■ **Task to carry out**
The result should hold only the lines from the one with "What's the underlying" through the final line of the data below, transcribed exactly, pictures left out.

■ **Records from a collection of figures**
━━━━━━━━━━━━━━━━

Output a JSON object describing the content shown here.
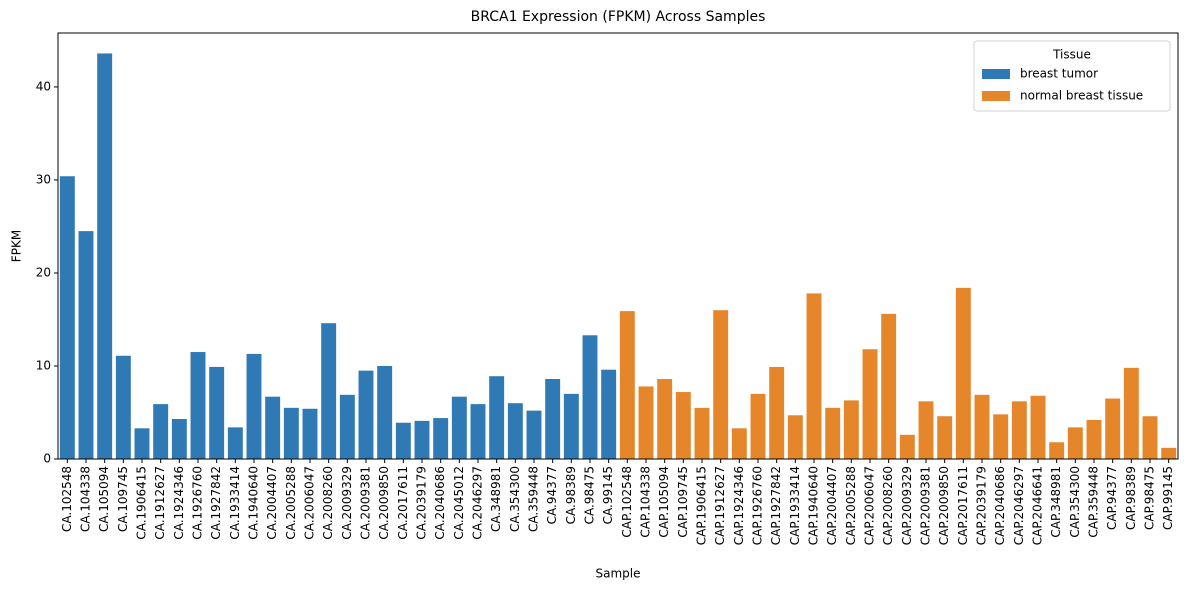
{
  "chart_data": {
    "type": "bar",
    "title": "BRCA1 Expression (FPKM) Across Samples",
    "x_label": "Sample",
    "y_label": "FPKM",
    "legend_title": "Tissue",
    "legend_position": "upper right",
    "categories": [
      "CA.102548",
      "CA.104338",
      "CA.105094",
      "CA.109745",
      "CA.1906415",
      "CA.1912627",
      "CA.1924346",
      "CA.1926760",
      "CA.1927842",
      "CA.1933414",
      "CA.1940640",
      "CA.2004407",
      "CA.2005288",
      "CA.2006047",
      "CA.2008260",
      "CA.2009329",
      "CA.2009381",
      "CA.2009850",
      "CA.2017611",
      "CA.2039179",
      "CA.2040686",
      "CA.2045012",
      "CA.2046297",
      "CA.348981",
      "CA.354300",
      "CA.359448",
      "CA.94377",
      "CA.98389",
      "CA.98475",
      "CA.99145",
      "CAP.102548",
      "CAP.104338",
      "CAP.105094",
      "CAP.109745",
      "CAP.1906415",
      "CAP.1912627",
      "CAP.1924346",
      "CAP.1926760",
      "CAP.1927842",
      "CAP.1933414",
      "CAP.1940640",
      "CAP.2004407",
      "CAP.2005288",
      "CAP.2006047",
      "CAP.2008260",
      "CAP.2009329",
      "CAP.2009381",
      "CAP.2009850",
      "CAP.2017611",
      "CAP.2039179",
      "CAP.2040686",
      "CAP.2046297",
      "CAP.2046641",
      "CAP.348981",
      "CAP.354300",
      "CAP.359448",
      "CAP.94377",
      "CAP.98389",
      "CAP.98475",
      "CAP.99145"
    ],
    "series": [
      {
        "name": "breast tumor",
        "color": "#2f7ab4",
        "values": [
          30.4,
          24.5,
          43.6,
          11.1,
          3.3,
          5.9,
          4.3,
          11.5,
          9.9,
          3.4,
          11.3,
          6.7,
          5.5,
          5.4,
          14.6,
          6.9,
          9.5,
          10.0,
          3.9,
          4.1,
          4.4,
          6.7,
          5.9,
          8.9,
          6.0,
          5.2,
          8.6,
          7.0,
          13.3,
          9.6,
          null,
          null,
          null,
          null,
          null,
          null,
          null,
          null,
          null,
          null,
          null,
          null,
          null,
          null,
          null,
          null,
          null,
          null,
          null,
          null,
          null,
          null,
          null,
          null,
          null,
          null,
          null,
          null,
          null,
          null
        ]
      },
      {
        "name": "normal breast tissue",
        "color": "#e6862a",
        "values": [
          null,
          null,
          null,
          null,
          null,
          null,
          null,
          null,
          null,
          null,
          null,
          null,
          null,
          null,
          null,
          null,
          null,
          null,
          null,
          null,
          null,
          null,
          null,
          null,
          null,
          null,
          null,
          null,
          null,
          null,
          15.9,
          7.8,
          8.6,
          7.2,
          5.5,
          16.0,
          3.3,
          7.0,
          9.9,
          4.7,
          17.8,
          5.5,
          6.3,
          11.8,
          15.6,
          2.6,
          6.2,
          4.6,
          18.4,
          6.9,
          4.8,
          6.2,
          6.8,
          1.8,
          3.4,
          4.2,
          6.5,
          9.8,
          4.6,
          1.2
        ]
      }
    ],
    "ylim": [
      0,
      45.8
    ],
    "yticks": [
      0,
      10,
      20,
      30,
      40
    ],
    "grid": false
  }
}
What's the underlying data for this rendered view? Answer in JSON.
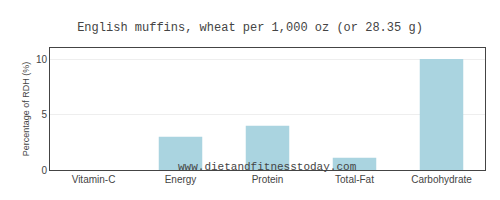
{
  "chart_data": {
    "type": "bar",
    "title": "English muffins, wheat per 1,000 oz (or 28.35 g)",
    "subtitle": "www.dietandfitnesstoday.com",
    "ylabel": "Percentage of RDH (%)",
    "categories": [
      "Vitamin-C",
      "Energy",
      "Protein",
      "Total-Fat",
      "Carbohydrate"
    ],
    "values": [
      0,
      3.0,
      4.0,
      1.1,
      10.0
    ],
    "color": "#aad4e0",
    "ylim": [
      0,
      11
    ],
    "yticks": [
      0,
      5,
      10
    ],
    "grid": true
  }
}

━━━━━━━━━━━━━━━━

■ **Response**
What's the underlying data for this rendered view? Answer in JSON.
{
  "chart_data": {
    "type": "bar",
    "title": "English muffins, wheat per 1,000 oz (or 28.35 g)",
    "subtitle": "www.dietandfitnesstoday.com",
    "ylabel": "Percentage of RDH (%)",
    "categories": [
      "Vitamin-C",
      "Energy",
      "Protein",
      "Total-Fat",
      "Carbohydrate"
    ],
    "values": [
      0,
      3.0,
      4.0,
      1.1,
      10.0
    ],
    "color": "#aad4e0",
    "ylim": [
      0,
      11
    ],
    "yticks": [
      0,
      5,
      10
    ],
    "grid": true
  }
}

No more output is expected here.